REQUIRED WORK ->
Report only the number of lines in this material that include "project".
--------------------------------------------------
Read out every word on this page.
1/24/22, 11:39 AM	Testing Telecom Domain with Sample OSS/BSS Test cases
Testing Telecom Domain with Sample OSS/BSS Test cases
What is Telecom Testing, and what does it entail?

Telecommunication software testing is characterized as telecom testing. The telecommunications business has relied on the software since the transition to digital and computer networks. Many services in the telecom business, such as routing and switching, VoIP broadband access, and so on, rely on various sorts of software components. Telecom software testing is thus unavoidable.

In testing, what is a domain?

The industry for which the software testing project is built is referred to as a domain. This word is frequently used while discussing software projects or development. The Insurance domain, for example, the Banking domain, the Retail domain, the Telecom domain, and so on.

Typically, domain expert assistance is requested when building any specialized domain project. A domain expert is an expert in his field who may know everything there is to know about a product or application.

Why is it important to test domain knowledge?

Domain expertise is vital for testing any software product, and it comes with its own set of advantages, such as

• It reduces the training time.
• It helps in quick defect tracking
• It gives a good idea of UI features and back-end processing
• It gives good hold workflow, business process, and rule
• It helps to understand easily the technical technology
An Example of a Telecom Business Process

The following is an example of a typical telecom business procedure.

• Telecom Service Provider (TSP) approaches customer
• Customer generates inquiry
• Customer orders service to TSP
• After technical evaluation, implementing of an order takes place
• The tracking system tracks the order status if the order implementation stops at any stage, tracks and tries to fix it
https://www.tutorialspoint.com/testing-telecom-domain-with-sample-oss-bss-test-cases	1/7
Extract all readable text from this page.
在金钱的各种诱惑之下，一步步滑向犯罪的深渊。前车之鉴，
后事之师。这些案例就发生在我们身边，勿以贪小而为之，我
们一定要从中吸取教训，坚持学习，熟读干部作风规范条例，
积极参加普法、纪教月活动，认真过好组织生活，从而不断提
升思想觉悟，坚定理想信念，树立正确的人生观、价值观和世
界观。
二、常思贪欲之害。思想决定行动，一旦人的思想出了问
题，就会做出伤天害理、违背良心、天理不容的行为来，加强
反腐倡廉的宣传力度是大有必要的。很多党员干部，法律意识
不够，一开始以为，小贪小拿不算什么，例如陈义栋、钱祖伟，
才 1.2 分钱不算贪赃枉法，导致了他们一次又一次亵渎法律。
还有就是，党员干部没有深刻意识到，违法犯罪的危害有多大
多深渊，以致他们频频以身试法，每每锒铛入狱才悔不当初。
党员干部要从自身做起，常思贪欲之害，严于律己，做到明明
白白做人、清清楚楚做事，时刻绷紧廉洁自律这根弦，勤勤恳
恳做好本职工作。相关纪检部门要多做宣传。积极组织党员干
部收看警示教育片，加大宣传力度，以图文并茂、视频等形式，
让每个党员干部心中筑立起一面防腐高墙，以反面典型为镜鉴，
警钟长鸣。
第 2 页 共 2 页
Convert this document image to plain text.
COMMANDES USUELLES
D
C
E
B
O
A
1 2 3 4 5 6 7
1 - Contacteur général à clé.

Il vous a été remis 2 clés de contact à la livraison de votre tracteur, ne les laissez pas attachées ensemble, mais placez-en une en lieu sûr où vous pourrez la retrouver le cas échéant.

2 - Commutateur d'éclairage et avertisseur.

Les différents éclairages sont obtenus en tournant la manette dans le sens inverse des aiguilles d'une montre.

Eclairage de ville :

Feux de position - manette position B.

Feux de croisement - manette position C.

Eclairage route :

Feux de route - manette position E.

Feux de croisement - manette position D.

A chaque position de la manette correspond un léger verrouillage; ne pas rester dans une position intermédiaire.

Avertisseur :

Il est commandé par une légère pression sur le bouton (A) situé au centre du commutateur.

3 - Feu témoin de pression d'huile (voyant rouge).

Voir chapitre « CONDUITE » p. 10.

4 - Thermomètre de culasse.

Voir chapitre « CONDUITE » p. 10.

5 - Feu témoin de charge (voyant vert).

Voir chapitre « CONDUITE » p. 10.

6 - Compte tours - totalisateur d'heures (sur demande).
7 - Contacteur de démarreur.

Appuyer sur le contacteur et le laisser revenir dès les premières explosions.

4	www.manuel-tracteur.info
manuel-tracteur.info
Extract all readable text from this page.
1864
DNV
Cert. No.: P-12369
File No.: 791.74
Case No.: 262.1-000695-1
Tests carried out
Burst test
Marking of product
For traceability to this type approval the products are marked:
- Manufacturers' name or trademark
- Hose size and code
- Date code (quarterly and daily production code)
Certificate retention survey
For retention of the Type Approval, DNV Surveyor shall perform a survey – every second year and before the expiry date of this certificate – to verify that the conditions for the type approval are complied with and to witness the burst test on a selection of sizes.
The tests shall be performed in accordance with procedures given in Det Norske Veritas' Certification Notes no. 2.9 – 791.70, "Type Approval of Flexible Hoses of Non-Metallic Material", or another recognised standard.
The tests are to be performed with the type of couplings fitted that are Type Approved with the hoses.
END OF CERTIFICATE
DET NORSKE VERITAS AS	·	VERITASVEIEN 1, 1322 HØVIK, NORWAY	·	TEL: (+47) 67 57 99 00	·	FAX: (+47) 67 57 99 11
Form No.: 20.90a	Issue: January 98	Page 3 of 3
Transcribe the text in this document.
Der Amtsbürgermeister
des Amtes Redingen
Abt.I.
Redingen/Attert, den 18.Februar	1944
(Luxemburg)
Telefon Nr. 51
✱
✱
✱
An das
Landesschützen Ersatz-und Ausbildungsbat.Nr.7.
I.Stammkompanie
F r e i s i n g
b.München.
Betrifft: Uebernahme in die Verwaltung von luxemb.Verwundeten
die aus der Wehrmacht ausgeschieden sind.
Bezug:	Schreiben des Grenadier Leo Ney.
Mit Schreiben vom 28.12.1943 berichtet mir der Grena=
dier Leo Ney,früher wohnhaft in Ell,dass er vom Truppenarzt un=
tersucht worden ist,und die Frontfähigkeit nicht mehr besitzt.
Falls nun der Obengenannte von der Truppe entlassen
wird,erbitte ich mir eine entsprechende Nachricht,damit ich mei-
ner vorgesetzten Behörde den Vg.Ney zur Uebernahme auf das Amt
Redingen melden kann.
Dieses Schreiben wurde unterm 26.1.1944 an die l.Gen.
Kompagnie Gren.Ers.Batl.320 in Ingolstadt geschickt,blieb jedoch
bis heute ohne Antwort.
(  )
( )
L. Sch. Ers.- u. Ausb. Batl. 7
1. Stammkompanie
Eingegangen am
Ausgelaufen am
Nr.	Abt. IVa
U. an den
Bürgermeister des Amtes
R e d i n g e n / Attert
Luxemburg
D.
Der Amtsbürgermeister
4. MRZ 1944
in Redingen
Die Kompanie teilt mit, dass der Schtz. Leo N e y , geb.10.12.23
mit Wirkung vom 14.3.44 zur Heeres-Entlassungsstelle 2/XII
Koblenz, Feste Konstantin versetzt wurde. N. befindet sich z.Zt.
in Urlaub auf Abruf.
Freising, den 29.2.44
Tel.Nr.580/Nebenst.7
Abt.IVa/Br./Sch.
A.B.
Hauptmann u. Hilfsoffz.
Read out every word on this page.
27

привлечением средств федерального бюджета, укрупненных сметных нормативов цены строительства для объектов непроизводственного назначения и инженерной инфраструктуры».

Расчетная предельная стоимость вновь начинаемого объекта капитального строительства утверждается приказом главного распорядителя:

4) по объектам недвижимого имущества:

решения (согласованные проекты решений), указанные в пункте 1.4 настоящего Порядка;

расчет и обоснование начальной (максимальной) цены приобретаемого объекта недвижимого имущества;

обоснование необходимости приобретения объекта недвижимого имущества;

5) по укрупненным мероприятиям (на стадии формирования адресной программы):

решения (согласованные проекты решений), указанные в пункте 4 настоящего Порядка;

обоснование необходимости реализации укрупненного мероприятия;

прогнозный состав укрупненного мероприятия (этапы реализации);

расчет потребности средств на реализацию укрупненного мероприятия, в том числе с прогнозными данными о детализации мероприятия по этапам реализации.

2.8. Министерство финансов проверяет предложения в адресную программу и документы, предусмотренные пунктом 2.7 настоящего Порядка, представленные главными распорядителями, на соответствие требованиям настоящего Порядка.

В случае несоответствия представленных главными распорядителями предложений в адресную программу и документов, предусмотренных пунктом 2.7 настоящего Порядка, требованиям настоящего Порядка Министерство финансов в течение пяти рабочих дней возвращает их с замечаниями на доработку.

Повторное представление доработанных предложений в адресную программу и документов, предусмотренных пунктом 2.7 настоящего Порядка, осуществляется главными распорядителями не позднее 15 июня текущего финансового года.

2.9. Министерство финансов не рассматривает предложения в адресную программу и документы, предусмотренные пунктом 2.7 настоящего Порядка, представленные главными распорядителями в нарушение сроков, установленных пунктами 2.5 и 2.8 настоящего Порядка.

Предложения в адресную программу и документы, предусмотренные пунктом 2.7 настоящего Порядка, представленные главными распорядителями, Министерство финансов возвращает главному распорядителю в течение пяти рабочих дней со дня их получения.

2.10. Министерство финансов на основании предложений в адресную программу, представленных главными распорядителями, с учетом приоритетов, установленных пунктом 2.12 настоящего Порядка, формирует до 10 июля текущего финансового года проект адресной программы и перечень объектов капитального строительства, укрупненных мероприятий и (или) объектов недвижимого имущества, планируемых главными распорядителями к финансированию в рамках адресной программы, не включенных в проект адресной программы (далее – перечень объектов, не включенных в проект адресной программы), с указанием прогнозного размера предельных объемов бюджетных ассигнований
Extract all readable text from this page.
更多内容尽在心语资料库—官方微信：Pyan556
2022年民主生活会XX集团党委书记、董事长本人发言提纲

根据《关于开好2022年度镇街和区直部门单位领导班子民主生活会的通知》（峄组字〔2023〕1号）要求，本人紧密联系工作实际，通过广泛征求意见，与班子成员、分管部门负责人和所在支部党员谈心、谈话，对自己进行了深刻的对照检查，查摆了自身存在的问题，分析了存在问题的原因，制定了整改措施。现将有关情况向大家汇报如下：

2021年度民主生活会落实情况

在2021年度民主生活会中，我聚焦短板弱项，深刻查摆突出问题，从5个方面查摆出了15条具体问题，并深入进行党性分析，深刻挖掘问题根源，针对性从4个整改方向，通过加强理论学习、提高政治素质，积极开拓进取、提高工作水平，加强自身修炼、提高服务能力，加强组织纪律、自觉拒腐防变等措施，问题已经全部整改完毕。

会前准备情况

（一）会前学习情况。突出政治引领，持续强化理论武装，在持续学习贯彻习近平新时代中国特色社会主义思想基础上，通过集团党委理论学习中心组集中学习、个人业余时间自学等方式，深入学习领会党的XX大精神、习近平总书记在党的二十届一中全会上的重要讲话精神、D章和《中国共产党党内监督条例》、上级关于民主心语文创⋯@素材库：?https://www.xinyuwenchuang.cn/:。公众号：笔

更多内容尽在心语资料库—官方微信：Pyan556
--------------------------------------------------
SOLUTION TO THIS EXERCISE ->
2